▶ To do
Swap every "table-cell-coverage" for "table-cell-area" in the stretch from the start of the entries through the line that contains "- thickness-word: 厚: [189, 385, 217, 416]", and give those lines again with nothing else changed.

▶ Data for this exercise
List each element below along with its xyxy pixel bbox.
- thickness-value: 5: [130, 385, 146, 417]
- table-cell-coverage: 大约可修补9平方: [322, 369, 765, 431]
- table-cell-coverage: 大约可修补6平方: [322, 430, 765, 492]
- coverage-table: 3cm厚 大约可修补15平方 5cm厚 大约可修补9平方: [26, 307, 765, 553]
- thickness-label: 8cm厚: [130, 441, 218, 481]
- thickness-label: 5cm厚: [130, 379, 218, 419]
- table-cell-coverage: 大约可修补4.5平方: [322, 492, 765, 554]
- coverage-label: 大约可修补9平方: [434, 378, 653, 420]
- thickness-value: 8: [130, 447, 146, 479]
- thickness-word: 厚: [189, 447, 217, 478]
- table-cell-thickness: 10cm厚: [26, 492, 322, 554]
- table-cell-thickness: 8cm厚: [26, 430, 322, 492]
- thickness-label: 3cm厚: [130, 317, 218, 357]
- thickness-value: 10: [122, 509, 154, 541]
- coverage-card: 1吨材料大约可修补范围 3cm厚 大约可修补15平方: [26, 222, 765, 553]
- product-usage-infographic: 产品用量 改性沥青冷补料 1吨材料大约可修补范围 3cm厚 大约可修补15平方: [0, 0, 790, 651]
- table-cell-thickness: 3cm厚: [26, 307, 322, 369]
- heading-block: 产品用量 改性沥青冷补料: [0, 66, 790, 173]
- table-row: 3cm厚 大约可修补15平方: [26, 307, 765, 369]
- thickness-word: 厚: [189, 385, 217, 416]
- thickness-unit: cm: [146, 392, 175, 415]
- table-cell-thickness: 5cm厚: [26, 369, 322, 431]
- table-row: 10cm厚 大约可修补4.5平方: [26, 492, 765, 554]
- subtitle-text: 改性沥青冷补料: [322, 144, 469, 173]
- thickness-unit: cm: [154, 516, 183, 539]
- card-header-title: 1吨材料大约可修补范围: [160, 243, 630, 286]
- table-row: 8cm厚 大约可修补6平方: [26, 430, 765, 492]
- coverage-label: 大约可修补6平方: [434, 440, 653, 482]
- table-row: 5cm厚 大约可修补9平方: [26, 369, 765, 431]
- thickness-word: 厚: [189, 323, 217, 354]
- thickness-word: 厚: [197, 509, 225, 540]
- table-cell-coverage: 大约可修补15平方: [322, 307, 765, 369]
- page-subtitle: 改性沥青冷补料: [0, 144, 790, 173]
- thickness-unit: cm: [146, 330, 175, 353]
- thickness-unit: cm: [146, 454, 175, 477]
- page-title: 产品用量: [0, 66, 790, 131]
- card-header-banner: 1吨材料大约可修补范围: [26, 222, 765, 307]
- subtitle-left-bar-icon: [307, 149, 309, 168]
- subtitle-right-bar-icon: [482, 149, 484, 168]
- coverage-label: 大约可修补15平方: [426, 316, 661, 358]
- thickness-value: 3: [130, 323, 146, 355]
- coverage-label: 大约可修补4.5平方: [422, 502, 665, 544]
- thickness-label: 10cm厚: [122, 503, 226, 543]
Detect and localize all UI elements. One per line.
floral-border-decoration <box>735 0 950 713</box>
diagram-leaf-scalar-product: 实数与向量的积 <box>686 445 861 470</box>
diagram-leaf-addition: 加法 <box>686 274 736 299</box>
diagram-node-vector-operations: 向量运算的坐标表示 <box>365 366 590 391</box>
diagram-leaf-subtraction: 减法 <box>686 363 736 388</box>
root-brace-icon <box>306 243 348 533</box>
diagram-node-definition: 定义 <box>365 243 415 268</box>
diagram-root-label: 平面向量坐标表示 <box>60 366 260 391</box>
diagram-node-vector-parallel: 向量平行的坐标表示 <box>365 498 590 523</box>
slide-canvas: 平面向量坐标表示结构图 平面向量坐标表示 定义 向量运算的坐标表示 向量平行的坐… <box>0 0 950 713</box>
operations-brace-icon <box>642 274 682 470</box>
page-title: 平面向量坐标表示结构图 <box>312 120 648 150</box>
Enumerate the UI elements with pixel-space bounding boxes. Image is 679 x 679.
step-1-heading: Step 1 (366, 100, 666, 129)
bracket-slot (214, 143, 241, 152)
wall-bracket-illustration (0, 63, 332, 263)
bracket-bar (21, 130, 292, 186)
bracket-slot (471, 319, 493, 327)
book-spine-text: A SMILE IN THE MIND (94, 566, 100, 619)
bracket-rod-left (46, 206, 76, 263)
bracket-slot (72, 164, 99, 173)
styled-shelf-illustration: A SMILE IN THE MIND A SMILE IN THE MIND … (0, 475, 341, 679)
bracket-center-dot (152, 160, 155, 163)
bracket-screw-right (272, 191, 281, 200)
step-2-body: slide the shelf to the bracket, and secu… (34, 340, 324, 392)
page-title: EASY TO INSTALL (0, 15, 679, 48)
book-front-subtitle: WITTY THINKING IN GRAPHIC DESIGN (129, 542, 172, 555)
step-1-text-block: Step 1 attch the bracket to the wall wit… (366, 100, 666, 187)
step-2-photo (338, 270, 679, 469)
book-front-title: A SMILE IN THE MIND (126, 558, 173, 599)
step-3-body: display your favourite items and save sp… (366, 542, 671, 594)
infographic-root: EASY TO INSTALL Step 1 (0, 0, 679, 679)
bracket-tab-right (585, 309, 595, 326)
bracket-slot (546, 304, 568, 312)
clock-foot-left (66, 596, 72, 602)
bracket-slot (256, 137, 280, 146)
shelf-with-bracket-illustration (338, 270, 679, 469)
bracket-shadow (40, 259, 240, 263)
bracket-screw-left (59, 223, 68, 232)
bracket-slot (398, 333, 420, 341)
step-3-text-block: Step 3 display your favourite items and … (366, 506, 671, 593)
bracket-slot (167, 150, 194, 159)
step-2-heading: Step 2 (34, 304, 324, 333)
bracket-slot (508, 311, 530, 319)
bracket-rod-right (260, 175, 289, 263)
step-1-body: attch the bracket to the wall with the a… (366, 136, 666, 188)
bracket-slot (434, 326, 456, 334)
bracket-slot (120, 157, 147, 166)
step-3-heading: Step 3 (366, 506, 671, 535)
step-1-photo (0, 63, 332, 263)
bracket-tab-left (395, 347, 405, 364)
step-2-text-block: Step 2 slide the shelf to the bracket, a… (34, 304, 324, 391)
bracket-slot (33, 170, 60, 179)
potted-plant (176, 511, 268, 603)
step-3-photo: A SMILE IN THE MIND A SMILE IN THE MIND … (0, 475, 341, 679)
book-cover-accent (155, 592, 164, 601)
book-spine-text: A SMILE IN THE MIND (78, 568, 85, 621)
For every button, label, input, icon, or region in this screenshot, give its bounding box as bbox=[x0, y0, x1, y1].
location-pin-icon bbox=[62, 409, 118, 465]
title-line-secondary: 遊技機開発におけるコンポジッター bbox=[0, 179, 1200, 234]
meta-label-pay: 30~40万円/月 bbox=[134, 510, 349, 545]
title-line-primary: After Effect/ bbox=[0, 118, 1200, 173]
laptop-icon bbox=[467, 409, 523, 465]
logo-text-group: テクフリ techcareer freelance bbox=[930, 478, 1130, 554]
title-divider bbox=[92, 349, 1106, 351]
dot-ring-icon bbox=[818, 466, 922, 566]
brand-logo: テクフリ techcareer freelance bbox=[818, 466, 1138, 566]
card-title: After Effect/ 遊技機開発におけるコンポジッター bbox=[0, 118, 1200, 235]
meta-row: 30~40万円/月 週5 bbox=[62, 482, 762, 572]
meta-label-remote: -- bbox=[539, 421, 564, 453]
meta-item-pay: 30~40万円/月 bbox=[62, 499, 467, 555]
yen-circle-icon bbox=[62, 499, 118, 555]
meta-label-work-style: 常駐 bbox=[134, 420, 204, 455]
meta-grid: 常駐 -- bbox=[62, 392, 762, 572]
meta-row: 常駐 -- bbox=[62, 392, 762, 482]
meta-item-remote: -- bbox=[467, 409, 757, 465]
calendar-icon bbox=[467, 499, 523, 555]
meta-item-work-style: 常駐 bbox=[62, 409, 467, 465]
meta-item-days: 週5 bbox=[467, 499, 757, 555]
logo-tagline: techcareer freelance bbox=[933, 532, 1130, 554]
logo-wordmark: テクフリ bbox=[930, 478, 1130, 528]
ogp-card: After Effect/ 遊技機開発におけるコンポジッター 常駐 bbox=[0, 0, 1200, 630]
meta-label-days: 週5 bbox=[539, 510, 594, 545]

▶ Result
List each element below along with its xyxy pixel bbox.
- thickness-value: 5: [130, 385, 146, 417]
- table-cell-area: 大约可修补9平方: [322, 369, 765, 431]
- table-cell-area: 大约可修补6平方: [322, 430, 765, 492]
- coverage-table: 3cm厚 大约可修补15平方 5cm厚 大约可修补9平方: [26, 307, 765, 553]
- thickness-label: 8cm厚: [130, 441, 218, 481]
- thickness-label: 5cm厚: [130, 379, 218, 419]
- table-cell-area: 大约可修补4.5平方: [322, 492, 765, 554]
- coverage-label: 大约可修补9平方: [434, 378, 653, 420]
- thickness-value: 8: [130, 447, 146, 479]
- thickness-word: 厚: [189, 447, 217, 478]
- table-cell-thickness: 10cm厚: [26, 492, 322, 554]
- table-cell-thickness: 8cm厚: [26, 430, 322, 492]
- thickness-label: 3cm厚: [130, 317, 218, 357]
- thickness-value: 10: [122, 509, 154, 541]
- coverage-card: 1吨材料大约可修补范围 3cm厚 大约可修补15平方: [26, 222, 765, 553]
- product-usage-infographic: 产品用量 改性沥青冷补料 1吨材料大约可修补范围 3cm厚 大约可修补15平方: [0, 0, 790, 651]
- table-cell-thickness: 3cm厚: [26, 307, 322, 369]
- heading-block: 产品用量 改性沥青冷补料: [0, 66, 790, 173]
- table-row: 3cm厚 大约可修补15平方: [26, 307, 765, 369]
- thickness-word: 厚: [189, 385, 217, 416]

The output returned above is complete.